Bij gelijktijdige behandeling met enzyminductoren zoals fenobarbital, fenytoïne of rifampicine kan een hogere dosis alfacalcidol noodzakelijk zijn. Colestyramine kan de intestinale absorptie van alfacalcidol beïnvloeden. Alfacalcidol capsules ten minste 1 uur voor of 4–6 uur na colestyramine innemen.

Zwangerschap

Teratogenese: Bij de mens, onvoldoende gegevens. Bij dieren schadelijk gebleken.
Advies: Alleen op strikte indicatie gebruiken.
Overig: De alcohol in de injectie of in de druppelvloeistof kan schadelijk zijn voor zwangeren.

Lactatie

Overgang in de moedermelk: Ja, waarschijnlijk.
Farmacologisch effect: Bij hoge dosering is er een risico van hypercalciëmie bij de zuigeling.
Advies: Het geven van borstvoeding ontraden.

Contra-indicaties

Hypercalciëmie.

Waarschuwingen

Wees voorzichtig bij hypercalciurie en bij nierstenen, hartritmestoornissen of arteriosclerose in de voorgeschiedenis. Voorzichtig zijn bij patiënten met sarcoïdose, tuberculose of andere granulomateuze ziekten in verband met verhoogde gevoeligheid voor vitamine D.

* Gegevens voor herkenning van documentstructuur:
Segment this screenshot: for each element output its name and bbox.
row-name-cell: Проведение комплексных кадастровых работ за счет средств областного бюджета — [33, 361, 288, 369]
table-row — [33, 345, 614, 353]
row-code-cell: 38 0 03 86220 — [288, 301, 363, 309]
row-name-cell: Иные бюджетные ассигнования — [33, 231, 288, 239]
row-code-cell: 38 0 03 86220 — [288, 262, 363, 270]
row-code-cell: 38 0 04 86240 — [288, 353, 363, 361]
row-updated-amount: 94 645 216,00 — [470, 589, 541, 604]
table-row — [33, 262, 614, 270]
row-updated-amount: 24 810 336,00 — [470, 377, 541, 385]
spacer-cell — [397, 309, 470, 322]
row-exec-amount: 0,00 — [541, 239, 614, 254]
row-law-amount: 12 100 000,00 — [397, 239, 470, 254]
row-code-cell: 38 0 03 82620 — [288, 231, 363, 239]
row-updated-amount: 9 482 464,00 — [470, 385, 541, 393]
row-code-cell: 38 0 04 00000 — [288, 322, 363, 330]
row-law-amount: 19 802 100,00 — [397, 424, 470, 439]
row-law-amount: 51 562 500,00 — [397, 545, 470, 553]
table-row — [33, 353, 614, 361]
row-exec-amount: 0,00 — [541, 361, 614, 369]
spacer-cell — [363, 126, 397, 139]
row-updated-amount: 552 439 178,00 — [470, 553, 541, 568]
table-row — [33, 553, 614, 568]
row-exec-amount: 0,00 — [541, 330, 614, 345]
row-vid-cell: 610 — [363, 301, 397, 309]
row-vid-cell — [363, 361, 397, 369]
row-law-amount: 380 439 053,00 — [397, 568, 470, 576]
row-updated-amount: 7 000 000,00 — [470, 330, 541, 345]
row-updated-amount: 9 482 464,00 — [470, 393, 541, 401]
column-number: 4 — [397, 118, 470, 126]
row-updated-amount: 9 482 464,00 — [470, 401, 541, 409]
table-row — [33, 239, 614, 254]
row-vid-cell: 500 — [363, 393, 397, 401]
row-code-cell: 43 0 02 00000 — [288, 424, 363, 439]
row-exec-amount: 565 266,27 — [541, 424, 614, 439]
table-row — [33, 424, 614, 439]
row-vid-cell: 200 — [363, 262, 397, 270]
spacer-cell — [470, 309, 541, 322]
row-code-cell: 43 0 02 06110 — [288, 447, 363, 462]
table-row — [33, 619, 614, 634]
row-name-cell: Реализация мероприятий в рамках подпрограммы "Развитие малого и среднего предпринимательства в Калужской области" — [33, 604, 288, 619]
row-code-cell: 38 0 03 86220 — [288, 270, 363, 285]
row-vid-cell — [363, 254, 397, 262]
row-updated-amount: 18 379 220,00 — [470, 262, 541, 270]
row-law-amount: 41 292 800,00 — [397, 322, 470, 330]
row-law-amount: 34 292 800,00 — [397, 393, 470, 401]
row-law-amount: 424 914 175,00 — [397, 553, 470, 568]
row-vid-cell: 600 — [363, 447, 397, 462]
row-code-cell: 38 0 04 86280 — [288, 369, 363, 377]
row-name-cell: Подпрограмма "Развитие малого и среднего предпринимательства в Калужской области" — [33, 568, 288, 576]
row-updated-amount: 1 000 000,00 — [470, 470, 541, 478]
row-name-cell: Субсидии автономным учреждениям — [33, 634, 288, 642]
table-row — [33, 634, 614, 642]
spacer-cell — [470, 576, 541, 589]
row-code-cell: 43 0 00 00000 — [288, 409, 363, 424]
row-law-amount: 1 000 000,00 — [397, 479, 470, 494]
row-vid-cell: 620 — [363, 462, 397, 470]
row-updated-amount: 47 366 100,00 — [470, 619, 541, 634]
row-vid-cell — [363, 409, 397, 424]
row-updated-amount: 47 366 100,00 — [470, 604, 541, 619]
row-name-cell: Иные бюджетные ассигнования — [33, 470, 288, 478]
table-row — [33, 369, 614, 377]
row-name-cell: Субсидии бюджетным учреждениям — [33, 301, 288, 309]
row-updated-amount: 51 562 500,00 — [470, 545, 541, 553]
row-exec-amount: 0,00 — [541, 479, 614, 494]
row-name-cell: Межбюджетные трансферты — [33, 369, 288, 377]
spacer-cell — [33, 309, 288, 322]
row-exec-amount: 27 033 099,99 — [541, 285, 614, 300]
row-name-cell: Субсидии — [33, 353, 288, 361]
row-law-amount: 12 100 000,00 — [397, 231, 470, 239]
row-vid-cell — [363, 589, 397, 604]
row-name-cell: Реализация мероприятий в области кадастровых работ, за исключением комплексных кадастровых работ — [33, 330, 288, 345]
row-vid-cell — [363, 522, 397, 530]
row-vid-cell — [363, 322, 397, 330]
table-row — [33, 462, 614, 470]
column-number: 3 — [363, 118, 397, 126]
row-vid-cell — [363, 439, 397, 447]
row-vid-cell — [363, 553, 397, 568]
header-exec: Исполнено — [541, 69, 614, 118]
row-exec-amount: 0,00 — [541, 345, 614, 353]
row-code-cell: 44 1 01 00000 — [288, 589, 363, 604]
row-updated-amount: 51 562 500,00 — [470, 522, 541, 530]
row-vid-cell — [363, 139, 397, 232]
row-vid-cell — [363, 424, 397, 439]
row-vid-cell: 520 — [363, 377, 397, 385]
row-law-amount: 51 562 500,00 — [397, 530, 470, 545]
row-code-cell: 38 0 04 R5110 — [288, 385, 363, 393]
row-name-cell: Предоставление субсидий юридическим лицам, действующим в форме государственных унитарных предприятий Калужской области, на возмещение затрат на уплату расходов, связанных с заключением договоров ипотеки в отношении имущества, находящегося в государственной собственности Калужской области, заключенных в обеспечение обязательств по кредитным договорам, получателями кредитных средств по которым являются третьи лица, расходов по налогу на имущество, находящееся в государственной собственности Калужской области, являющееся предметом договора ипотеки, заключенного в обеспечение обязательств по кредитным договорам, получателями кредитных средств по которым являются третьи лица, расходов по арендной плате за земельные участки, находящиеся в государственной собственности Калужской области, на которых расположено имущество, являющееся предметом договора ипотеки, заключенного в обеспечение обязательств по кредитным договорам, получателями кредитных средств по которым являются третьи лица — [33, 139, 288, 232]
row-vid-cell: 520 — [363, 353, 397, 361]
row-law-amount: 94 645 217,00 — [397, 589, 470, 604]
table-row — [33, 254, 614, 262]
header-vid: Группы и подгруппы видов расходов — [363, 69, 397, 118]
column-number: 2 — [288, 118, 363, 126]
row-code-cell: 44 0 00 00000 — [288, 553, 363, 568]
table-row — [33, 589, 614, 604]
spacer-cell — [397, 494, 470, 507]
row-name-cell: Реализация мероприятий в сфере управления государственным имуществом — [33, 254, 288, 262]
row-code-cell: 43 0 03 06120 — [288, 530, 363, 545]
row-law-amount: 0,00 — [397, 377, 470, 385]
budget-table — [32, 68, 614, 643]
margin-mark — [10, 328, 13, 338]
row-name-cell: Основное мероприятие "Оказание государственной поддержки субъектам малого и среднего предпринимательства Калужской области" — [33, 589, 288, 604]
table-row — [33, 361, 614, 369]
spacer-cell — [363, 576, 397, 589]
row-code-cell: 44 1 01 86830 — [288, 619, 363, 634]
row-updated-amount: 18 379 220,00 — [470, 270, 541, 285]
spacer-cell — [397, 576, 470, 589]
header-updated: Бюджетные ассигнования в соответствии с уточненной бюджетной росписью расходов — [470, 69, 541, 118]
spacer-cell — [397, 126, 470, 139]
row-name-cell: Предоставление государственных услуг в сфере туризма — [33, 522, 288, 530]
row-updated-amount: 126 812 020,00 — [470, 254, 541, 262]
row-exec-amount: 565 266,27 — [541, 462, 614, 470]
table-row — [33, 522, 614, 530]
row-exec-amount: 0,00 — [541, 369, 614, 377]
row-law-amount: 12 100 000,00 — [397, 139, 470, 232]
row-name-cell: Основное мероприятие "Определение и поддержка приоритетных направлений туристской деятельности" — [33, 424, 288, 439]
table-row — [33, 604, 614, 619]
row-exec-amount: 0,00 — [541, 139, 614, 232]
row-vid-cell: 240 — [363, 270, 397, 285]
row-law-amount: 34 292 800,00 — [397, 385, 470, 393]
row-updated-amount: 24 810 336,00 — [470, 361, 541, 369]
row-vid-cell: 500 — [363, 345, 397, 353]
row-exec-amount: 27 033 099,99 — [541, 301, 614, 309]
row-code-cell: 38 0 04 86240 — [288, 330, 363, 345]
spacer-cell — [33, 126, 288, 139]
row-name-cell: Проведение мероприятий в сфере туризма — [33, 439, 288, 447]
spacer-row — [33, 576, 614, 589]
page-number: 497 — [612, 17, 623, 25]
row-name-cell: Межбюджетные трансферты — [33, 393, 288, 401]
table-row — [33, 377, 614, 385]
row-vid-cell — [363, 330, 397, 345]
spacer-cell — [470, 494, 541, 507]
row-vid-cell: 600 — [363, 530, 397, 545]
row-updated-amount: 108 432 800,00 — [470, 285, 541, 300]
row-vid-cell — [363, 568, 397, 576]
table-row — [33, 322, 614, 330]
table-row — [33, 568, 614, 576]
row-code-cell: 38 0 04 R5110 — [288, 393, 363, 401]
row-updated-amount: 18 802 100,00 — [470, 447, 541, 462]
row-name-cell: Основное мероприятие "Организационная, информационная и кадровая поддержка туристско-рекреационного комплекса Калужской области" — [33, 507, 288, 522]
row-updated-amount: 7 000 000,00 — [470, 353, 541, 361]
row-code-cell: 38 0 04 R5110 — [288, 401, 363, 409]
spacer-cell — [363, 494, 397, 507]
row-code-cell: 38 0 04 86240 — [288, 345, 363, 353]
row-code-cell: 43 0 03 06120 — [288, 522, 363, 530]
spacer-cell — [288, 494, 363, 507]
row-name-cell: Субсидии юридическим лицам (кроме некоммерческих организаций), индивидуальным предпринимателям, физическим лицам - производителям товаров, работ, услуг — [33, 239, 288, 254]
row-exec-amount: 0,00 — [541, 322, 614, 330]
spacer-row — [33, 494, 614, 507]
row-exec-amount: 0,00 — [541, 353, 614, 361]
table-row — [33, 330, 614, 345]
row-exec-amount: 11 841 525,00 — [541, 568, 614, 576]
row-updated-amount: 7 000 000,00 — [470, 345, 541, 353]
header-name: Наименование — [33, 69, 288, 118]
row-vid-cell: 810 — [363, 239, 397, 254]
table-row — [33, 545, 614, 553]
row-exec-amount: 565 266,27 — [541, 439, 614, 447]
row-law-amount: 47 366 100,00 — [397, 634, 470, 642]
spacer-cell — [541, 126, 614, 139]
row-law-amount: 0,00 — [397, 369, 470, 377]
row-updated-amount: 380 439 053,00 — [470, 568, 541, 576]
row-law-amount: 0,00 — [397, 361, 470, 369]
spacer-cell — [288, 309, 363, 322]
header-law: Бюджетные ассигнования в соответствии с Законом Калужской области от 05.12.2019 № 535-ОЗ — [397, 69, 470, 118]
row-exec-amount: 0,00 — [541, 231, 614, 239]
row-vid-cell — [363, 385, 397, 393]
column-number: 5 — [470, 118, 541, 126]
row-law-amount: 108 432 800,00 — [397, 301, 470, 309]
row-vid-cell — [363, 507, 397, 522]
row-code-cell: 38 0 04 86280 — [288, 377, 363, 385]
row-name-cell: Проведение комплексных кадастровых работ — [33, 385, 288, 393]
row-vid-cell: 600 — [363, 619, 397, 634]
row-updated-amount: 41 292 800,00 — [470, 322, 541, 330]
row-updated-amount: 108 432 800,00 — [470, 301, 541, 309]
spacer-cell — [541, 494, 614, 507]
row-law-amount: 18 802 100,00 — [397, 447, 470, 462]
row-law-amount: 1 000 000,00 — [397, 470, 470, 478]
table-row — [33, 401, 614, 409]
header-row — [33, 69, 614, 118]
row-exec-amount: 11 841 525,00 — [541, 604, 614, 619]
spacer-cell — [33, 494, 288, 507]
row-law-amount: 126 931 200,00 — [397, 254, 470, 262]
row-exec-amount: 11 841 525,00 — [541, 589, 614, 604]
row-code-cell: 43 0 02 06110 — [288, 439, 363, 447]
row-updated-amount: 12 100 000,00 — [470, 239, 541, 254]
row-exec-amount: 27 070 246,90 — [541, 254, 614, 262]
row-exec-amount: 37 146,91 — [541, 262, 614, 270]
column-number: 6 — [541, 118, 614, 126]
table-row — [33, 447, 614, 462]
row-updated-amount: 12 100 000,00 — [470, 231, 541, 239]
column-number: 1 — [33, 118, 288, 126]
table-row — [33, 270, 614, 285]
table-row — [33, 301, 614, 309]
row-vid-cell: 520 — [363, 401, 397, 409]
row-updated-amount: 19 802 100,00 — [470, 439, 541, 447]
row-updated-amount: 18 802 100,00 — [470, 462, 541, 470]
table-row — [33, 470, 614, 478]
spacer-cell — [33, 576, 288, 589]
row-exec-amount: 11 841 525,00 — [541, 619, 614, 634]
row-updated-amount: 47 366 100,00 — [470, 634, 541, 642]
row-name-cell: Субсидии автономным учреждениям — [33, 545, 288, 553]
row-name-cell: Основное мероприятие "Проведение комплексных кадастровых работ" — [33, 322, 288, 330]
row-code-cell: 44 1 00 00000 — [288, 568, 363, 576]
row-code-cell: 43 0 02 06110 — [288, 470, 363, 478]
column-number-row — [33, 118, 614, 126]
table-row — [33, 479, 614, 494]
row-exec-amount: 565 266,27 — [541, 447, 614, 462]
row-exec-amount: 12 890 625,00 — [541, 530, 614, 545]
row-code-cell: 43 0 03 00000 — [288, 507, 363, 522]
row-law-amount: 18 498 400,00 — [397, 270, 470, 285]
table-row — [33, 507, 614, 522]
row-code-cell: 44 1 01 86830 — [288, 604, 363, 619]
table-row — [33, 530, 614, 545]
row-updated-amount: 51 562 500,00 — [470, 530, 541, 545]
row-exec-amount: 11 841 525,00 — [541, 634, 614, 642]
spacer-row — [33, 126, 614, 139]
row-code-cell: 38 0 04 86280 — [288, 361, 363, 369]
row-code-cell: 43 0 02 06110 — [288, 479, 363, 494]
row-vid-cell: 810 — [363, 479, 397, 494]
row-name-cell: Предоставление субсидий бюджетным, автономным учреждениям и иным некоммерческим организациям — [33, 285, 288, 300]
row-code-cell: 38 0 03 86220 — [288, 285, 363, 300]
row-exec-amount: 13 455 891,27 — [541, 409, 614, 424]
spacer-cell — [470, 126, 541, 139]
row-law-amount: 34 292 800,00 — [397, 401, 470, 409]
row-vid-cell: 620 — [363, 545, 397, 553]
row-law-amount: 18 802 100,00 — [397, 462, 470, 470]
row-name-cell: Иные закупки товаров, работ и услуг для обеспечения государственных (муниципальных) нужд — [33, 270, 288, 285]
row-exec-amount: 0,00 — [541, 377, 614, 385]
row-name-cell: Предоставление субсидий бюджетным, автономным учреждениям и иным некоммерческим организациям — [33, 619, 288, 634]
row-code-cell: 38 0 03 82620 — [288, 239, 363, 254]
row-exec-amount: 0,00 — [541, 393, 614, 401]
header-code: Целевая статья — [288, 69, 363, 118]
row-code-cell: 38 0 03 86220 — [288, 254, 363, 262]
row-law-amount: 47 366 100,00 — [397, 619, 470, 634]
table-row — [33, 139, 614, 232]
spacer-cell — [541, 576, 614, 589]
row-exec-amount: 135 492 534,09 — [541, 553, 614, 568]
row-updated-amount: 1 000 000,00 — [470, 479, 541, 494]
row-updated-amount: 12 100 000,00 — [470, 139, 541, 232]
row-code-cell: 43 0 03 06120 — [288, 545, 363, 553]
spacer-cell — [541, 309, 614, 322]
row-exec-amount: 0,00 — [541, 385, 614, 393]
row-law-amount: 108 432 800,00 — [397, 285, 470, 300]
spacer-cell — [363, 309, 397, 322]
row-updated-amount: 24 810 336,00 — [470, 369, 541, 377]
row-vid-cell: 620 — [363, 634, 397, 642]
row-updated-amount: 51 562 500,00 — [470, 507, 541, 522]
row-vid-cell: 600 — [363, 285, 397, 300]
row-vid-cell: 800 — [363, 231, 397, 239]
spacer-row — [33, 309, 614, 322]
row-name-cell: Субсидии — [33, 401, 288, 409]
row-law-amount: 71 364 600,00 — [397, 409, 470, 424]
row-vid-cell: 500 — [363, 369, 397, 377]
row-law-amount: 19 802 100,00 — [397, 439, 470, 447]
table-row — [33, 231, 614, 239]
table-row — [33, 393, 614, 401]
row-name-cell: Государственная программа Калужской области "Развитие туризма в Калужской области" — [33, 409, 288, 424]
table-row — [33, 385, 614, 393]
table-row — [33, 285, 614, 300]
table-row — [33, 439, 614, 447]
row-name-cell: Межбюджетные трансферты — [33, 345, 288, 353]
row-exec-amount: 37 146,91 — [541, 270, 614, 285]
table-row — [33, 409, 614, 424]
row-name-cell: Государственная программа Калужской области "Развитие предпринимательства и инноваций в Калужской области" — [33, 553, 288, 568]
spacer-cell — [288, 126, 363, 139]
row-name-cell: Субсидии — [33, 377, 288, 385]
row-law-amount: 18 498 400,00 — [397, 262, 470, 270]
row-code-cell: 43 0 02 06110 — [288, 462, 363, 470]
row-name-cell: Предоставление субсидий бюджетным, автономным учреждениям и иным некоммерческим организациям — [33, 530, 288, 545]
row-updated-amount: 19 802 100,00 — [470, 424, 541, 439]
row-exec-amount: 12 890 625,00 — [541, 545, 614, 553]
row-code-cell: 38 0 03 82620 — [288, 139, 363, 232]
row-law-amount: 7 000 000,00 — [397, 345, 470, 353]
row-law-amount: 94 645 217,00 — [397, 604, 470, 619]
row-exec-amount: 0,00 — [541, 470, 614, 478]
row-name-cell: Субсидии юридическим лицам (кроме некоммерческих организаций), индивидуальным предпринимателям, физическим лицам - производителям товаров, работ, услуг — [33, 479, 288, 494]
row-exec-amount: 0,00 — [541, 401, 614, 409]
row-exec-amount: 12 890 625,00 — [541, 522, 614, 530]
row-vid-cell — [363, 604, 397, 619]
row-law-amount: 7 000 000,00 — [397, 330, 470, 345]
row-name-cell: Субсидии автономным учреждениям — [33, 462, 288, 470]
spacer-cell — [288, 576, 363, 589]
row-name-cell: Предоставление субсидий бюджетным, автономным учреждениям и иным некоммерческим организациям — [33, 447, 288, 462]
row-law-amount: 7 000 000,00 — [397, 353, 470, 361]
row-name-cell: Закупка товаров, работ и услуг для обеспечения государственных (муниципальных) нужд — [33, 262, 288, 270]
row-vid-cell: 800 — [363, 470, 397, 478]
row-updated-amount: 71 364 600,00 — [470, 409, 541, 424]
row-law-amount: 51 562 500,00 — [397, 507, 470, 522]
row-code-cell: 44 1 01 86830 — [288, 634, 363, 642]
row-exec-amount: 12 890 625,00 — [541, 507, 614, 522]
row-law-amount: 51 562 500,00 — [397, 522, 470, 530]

* Opdracht: Schrijf de tekst over alfacalcidol verder, te beginnen na de laatste zin.

* Antwoord hieronder:
Om met name bij de behandeling van renale osteodystrofie weke-delenverkalkingen te voorkomen, mag alfacalcidol slechts worden toegediend bij een genormaliseerd fosfaatgehalte in het serum. Bij ernstige leverfunctiestoornissen kan de hydroxylering in de lever afnemen waardoor een hogere dosis alfacalcidol aangewezen kan zijn.

Om tijdens de behandeling met alfacalcidol hypercalciëmie te voorkomen, is het noodzakelijk regelmatig biochemische metingen te verrichten. In het bijzonder moeten de calcium-, magnesium-, fosfaat-, calcium×fosfaat-product, parathyroïdhormoon, creatinine- en alkalische fosfataseconcentraties worden gecontroleerd. Zeer regelmatige controle is vooral nodig, wanneer het alkalisch fosfatasegehalte in het normale bereik komt. Als de calciumwaarden boven de grenzen van de normale waarden komen, moet de toediening worden gestopt voor ten minste één week, na bereiken van de normaalwaarden hervatten met een halve dosis. Licht de patiënt in over klinische symptomen van hypercalciëmie (zwakte, moeheid, asthenie, malaise, myalgie, artralgie, botpijn, anorexie, misselijkheid, braken, diarree, obstipatie, droge mond, dysgeusie, metaalsmaak, hoofdpijn, duizeligheid). Overmatige suppressie van parathyroïdhormoon vermijden. Eventueel fosfaatbinders gebruiken om het serumfosfaat op een acceptabel niveau te handhaven.

De alcohol in de injectie of in de druppelvloeistof kan schadelijk zijn voor zwangeren, kinderen en bij gestoorde leverfunctie, alcoholisme of epilepsie.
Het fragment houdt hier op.